■ **What this task involves**
Reproduce each record below exactly as written.

* Start Excerpted records *

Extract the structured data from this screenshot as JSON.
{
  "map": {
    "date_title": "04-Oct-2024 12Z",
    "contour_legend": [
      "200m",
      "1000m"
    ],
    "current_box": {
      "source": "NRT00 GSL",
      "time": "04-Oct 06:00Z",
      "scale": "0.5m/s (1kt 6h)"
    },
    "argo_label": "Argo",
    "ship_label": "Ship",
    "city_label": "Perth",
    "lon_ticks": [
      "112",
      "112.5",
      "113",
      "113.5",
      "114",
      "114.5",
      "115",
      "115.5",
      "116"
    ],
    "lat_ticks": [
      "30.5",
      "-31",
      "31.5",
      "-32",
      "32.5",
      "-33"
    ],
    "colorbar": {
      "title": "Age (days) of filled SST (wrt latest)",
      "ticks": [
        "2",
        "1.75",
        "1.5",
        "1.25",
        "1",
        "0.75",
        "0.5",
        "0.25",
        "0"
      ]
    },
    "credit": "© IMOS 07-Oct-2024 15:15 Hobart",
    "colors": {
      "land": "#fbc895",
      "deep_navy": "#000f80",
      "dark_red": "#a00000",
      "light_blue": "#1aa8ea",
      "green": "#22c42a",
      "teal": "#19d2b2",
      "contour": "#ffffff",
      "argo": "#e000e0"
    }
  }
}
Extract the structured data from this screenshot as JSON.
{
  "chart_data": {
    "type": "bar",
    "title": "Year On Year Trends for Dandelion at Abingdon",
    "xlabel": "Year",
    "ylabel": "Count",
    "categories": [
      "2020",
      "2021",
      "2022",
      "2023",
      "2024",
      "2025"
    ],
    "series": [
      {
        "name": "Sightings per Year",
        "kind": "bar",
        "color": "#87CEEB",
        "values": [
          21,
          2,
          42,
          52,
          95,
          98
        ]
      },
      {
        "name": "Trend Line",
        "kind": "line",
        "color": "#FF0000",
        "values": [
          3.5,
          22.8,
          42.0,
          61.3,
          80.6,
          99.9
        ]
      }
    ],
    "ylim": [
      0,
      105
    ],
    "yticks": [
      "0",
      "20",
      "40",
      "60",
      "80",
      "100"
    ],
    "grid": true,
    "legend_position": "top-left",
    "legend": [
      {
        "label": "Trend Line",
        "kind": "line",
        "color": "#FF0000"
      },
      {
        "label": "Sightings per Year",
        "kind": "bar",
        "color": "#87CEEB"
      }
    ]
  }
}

* End Excerpted records *

■ **Solution below**
Extract the structured data from this screenshot as JSON.
{
  "map": {
    "date_title": "04-Oct-2024 12Z",
    "contour_legend": [
      "200m",
      "1000m"
    ],
    "current_box": {
      "source": "NRT00 GSL",
      "time": "04-Oct 06:00Z",
      "scale": "0.5m/s (1kt 6h)"
    },
    "argo_label": "Argo",
    "ship_label": "Ship",
    "city_label": "Perth",
    "lon_ticks": [
      "112",
      "112.5",
      "113",
      "113.5",
      "114",
      "114.5",
      "115",
      "115.5",
      "116"
    ],
    "lat_ticks": [
      "30.5",
      "-31",
      "31.5",
      "-32",
      "32.5",
      "-33"
    ],
    "colorbar": {
      "title": "Age (days) of filled SST (wrt latest)",
      "ticks": [
        "2",
        "1.75",
        "1.5",
        "1.25",
        "1",
        "0.75",
        "0.5",
        "0.25",
        "0"
      ]
    },
    "credit": "© IMOS 07-Oct-2024 15:15 Hobart",
    "colors": {
      "land": "#fbc895",
      "deep_navy": "#000f80",
      "dark_red": "#a00000",
      "light_blue": "#1aa8ea",
      "green": "#22c42a",
      "teal": "#19d2b2",
      "contour": "#ffffff",
      "argo": "#e000e0"
    }
  }
}
Extract the structured data from this screenshot as JSON.
{
  "chart_data": {
    "type": "bar",
    "title": "Year On Year Trends for Dandelion at Abingdon",
    "xlabel": "Year",
    "ylabel": "Count",
    "categories": [
      "2020",
      "2021",
      "2022",
      "2023",
      "2024",
      "2025"
    ],
    "series": [
      {
        "name": "Sightings per Year",
        "kind": "bar",
        "color": "#87CEEB",
        "values": [
          21,
          2,
          42,
          52,
          95,
          98
        ]
      },
      {
        "name": "Trend Line",
        "kind": "line",
        "color": "#FF0000",
        "values": [
          3.5,
          22.8,
          42.0,
          61.3,
          80.6,
          99.9
        ]
      }
    ],
    "ylim": [
      0,
      105
    ],
    "yticks": [
      "0",
      "20",
      "40",
      "60",
      "80",
      "100"
    ],
    "grid": true,
    "legend_position": "top-left",
    "legend": [
      {
        "label": "Trend Line",
        "kind": "line",
        "color": "#FF0000"
      },
      {
        "label": "Sightings per Year",
        "kind": "bar",
        "color": "#87CEEB"
      }
    ]
  }
}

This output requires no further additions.